WHAT THE EXERCISE ASKS> Check each line of the records below for the word "Daily" and copy those where it appears.
** START EXTRACTED RECORDS **
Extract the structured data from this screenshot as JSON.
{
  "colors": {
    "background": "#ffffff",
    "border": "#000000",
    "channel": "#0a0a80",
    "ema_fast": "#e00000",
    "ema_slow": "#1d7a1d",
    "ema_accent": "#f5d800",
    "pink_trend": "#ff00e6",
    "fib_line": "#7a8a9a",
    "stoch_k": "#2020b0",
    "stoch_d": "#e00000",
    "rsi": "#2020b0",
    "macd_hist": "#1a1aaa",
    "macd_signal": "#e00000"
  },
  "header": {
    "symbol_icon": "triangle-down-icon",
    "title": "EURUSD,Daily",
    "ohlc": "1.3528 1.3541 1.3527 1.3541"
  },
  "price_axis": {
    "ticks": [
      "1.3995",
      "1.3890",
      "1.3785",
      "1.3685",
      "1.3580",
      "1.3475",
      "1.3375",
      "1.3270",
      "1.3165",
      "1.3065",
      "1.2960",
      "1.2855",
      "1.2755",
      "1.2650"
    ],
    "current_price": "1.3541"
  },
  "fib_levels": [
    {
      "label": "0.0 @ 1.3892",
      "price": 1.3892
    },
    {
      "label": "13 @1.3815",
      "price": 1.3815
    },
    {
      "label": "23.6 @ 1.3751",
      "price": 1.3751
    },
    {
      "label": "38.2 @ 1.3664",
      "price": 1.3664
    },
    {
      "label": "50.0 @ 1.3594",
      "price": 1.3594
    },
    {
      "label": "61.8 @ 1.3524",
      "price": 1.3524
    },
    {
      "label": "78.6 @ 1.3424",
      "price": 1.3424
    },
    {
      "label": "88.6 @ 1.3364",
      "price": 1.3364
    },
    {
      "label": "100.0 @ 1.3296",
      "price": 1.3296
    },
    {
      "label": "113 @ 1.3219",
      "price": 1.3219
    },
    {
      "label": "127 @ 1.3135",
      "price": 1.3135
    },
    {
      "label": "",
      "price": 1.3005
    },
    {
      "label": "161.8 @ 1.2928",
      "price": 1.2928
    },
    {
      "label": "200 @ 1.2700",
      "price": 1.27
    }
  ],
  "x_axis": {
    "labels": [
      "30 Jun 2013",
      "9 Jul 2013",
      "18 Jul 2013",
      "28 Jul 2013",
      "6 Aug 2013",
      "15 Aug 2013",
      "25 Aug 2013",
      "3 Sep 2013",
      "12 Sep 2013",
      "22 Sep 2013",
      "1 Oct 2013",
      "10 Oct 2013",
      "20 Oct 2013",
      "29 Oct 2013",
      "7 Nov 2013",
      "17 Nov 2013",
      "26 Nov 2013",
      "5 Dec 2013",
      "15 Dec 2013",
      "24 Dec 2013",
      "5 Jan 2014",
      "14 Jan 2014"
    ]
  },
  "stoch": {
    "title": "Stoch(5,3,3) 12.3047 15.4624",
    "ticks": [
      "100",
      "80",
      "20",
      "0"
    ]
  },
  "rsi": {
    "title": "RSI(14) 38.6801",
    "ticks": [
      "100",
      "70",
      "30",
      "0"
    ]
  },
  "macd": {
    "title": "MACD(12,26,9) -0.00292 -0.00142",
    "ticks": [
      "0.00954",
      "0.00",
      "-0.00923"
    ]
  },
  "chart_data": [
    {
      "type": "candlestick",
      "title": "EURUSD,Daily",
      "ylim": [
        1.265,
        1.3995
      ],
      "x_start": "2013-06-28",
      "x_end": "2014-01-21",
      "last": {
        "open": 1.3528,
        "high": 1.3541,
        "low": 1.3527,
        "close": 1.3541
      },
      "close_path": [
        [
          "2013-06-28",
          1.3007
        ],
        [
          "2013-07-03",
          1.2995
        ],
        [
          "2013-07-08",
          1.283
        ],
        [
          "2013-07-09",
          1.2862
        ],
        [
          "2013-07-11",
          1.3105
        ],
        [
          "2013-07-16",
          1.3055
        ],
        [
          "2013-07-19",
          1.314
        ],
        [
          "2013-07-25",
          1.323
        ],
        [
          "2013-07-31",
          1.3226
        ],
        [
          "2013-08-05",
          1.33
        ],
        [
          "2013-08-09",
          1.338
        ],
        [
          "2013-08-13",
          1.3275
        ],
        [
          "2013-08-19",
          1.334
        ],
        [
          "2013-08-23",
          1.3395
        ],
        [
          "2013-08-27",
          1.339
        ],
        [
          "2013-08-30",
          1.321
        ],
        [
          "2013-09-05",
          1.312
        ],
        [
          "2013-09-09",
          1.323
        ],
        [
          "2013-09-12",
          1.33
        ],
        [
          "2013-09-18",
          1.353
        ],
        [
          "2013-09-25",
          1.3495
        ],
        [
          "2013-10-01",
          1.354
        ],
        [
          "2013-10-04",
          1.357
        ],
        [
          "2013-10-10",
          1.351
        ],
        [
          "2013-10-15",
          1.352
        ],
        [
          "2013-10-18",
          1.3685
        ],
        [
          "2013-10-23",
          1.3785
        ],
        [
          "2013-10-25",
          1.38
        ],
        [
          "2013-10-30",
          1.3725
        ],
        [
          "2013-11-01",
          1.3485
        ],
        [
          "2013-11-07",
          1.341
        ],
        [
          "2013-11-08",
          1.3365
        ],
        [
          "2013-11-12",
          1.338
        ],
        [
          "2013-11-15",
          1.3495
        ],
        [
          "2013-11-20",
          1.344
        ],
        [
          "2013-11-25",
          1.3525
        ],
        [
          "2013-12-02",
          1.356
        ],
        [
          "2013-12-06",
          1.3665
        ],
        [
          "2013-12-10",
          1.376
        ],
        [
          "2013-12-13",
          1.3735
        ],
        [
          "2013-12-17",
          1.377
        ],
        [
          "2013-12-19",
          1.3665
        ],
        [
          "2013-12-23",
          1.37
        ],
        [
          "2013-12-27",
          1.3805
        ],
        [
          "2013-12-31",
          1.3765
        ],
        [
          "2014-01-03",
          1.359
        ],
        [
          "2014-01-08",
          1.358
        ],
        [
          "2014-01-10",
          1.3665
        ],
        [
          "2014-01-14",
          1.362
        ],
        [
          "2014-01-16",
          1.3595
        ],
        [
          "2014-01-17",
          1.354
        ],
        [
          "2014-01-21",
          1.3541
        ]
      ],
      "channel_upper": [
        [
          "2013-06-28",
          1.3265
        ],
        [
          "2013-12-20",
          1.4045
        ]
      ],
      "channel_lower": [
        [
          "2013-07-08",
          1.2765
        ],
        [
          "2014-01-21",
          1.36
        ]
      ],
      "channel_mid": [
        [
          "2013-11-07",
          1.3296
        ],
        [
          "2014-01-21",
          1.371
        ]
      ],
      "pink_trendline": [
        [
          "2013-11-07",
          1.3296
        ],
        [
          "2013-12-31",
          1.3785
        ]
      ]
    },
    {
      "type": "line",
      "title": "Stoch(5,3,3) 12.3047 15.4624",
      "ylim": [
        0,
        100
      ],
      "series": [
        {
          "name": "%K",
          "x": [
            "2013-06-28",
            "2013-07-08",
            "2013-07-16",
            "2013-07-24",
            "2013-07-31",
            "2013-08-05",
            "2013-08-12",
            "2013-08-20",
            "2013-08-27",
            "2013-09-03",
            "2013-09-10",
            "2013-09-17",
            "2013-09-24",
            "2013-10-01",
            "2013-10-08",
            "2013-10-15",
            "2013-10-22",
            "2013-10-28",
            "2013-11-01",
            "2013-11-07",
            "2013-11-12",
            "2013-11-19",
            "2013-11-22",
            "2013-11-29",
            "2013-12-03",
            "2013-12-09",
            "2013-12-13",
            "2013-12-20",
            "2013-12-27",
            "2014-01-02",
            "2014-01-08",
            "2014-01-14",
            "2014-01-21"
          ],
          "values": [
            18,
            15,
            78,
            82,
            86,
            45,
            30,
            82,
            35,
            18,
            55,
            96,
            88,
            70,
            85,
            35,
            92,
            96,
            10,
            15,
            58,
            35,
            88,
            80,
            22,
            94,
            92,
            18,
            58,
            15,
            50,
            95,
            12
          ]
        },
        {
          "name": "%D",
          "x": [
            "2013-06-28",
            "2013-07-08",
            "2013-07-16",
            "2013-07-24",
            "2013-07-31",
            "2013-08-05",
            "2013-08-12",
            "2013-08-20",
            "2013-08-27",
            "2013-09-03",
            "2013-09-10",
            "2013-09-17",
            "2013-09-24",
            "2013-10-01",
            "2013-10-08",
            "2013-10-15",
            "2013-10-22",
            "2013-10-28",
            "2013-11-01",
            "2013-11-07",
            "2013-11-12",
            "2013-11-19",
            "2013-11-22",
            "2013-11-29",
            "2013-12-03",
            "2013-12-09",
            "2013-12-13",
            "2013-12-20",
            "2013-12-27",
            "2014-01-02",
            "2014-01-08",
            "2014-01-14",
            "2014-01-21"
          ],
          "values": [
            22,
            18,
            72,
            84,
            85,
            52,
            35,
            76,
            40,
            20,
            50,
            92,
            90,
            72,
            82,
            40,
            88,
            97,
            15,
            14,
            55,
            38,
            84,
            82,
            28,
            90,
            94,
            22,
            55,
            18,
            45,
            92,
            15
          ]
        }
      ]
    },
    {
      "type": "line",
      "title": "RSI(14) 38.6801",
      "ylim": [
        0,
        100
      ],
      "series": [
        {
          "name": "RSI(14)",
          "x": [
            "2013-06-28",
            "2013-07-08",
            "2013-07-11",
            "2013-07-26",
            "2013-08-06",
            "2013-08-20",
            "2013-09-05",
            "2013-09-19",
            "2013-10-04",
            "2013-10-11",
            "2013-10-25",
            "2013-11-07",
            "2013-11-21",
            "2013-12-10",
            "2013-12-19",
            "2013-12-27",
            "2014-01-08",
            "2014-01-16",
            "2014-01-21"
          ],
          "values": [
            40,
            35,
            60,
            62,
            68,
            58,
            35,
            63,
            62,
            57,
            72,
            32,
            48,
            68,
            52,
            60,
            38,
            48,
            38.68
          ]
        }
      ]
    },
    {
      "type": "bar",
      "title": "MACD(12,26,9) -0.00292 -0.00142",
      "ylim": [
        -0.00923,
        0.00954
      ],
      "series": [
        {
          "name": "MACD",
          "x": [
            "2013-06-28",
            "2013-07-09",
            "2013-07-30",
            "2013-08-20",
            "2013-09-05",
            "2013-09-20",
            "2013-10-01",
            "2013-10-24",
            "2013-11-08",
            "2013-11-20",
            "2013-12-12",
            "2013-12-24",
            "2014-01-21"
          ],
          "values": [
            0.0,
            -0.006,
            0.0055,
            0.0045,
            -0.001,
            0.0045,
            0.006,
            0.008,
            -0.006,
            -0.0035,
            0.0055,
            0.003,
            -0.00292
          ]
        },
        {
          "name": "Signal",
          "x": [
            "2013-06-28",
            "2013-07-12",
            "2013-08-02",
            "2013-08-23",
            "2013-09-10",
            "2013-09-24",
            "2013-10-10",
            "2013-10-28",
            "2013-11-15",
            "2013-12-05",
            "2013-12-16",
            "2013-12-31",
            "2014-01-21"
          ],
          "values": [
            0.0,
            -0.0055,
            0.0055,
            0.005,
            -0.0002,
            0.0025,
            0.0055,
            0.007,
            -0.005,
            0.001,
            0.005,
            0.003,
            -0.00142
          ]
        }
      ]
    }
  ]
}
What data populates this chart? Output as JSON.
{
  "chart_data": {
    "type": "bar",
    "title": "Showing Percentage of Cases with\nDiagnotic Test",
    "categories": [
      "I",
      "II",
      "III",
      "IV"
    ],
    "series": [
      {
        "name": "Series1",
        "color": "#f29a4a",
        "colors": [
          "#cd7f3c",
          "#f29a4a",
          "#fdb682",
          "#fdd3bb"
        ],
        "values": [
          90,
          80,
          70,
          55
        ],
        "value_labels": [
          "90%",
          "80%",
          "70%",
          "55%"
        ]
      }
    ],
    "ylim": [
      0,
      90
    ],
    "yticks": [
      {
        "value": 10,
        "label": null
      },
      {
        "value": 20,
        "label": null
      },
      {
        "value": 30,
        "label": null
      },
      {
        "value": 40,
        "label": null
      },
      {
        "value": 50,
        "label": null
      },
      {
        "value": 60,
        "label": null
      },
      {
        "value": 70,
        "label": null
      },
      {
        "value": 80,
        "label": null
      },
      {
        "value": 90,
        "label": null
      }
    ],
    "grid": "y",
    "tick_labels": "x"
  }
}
** END EXTRACTED RECORDS **
RESPONSE TO THIS EXERCISE>
    "title": "EURUSD,Daily",
      "title": "EURUSD,Daily",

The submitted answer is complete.